> _Set task_
Find the lines holding "Fahrzeuges" and copy them.

━━━━━━━━━━━━━━━━

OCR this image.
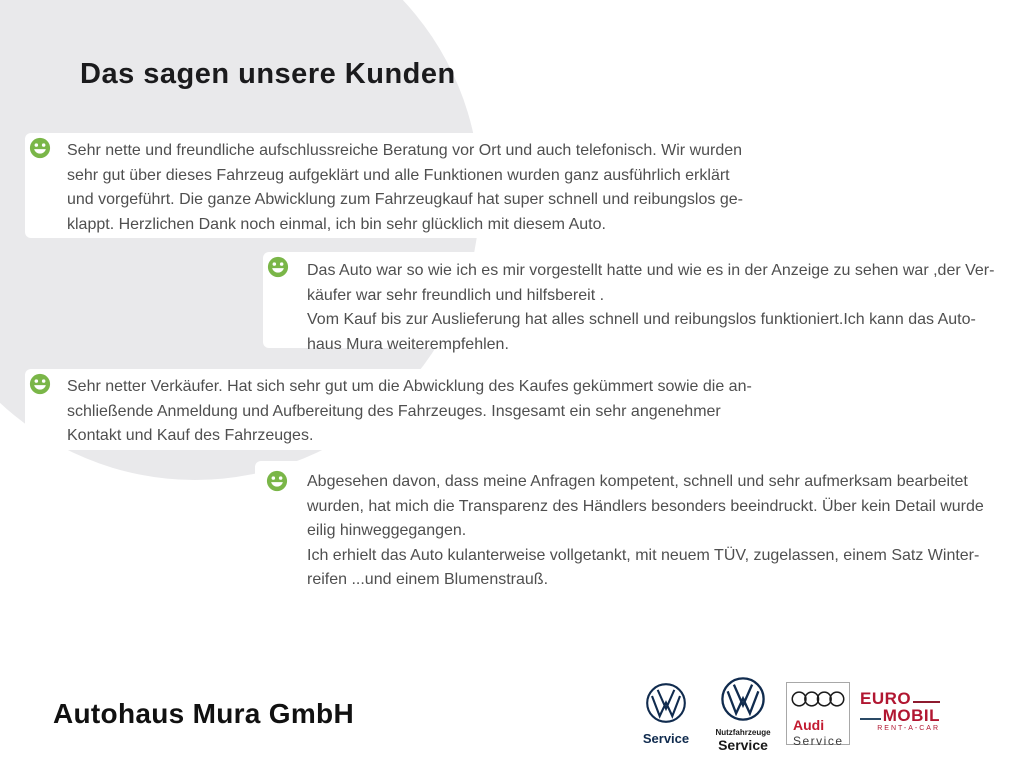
Das sagen unsere Kunden
Sehr nette und freundliche aufschlussreiche Beratung vor Ort und auch telefonisch. Wir wurden
sehr gut über dieses Fahrzeug aufgeklärt und alle Funktionen wurden ganz ausführlich erklärt
und vorgeführt. Die ganze Abwicklung zum Fahrzeugkauf hat super schnell und reibungslos ge-
klappt. Herzlichen Dank noch einmal, ich bin sehr glücklich mit diesem Auto.
Das Auto war so wie ich es mir vorgestellt hatte und wie es in der Anzeige zu sehen war ,der Ver-
käufer war sehr freundlich und hilfsbereit .
Vom Kauf bis zur Auslieferung hat alles schnell und reibungslos funktioniert.Ich kann das Auto-
haus Mura weiterempfehlen.
Sehr netter Verkäufer. Hat sich sehr gut um die Abwicklung des Kaufes gekümmert sowie die an-
schließende Anmeldung und Aufbereitung des Fahrzeuges. Insgesamt ein sehr angenehmer
Kontakt und Kauf des Fahrzeuges.
Abgesehen davon, dass meine Anfragen kompetent, schnell und sehr aufmerksam bearbeitet
wurden, hat mich die Transparenz des Händlers besonders beeindruckt. Über kein Detail wurde
eilig hinweggegangen.
Ich erhielt das Auto kulanterweise vollgetankt, mit neuem TÜV, zugelassen, einem Satz Winter-
reifen ...und einem Blumenstrauß.
Autohaus Mura GmbH
Service	Nutzfahrzeuge
Service
Audi
Service
EURO
MOBIL
RENT-A-CAR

━━━━━━━━━━━━━━━━

> _Answer in full_
schließende Anmeldung und Aufbereitung des Fahrzeuges. Insgesamt ein sehr angenehmer
Kontakt und Kauf des Fahrzeuges.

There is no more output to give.